Text:
--*--

Suppose you're travelling at 0.9c toward the sun, and you tag past the Earth and start a clock. Would Lorentz contraction/time dilation cause you to get to the sun faster than (about) 9 minutes (measured in your own reference frame)?
If so, does this allow us to create a measure of "effective Newtonian speed" by dividing the distance you would have travelled without Lorentz contraction by the time it took you to reach the Sun from the earth? If not, why, and is there any thought experiment that demonstrates this?
(I know that it would take 9 minutes from the point of view of somebody actually at the Sun.)
A little research on Wikipedia about "faster-than-light travel" reveals what what I'm talking about is known as four velocity.
Answer
From the comments to user16307's answer I'm guessing you're fairly new to special relativity. Until you get familiar with the subject it's very dangerous to throw around concepts like time dilation and length contraction because you can easily fall into traps like the pole in a barn paradox. The only safe way to work out what happens is to use the Lorentz transformations to compare what happens in your frame with what happens in some other frame.
Let's define our and the spaceships frames to coincide at time zero. Then as we watch the spaceship fly towards the Sun we can define two spacetime points $(t, x)$: the spaceship passes the Earth at $(0, 0)$ and it passes the Sun at $(d/v, d)$. I written the distance to the Sun as $d$ to keep things general, and the time taken to reach the Sun is just the distance $d$ divided by the speed $v$ i.e. $t = d/v$.

--*--

Data segment:

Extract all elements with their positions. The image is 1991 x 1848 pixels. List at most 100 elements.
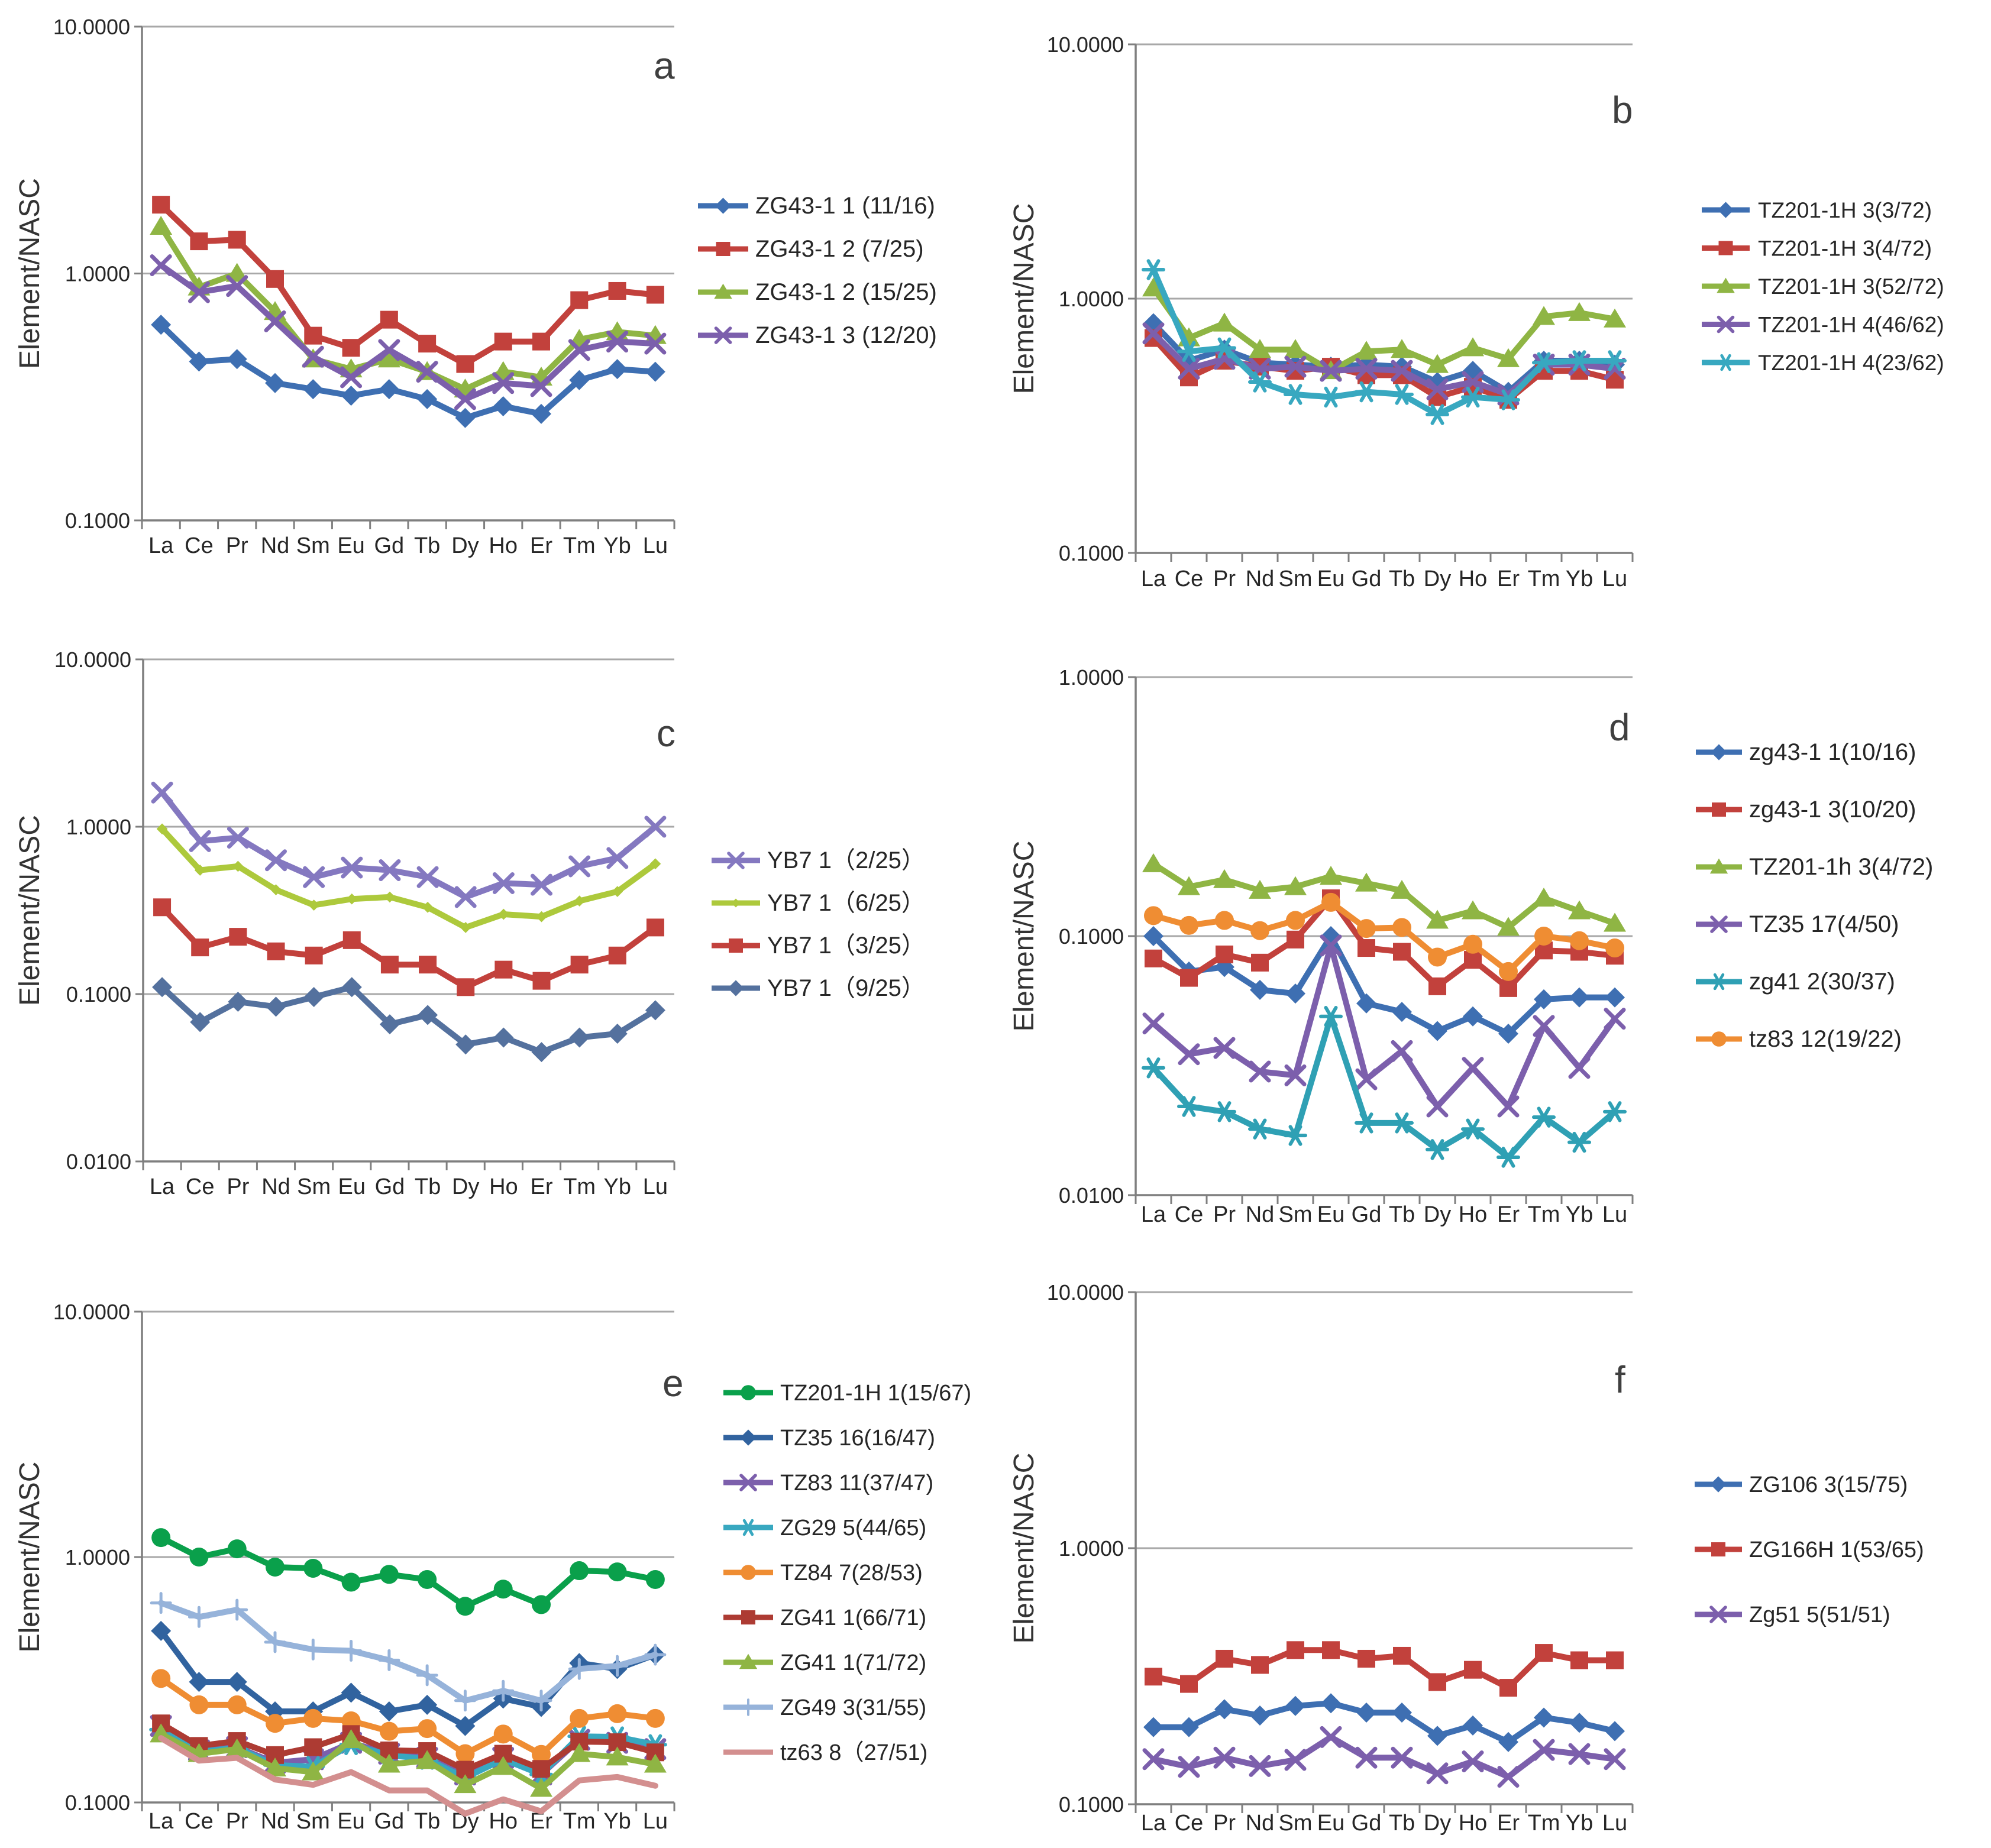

--*--

Problem set:
**1.** Answer these about the relativity thread:
(a) At what speed is the traveler moving toward the Sun?
(b) What name does the asker say a look at Wikipedia gave for the idea being described?
(c) According to the answer, what is the only safe way to work out what happens?
**2.** Transcribe the relativity thread starting at "If so, does" and ending at "as four velocity.".
The listing is not needed for any of this.

Responses to the exercise:
**1.**
(a) 0.9c
(b) Four velocity
(c) Using the Lorentz transformations to compare what happens in your frame with what happens in some other frame

**2.**
If so, does this allow us to create a measure of "effective Newtonian speed" by dividing the distance you would have travelled without Lorentz contraction by the time it took you to reach the Sun from the earth? If not, why, and is there any thought experiment that demonstrates this?
(I know that it would take 9 minutes from the point of view of somebody actually at the Sun.)
A little research on Wikipedia about "faster-than-light travel" reveals what what I'm talking about is known as four velocity.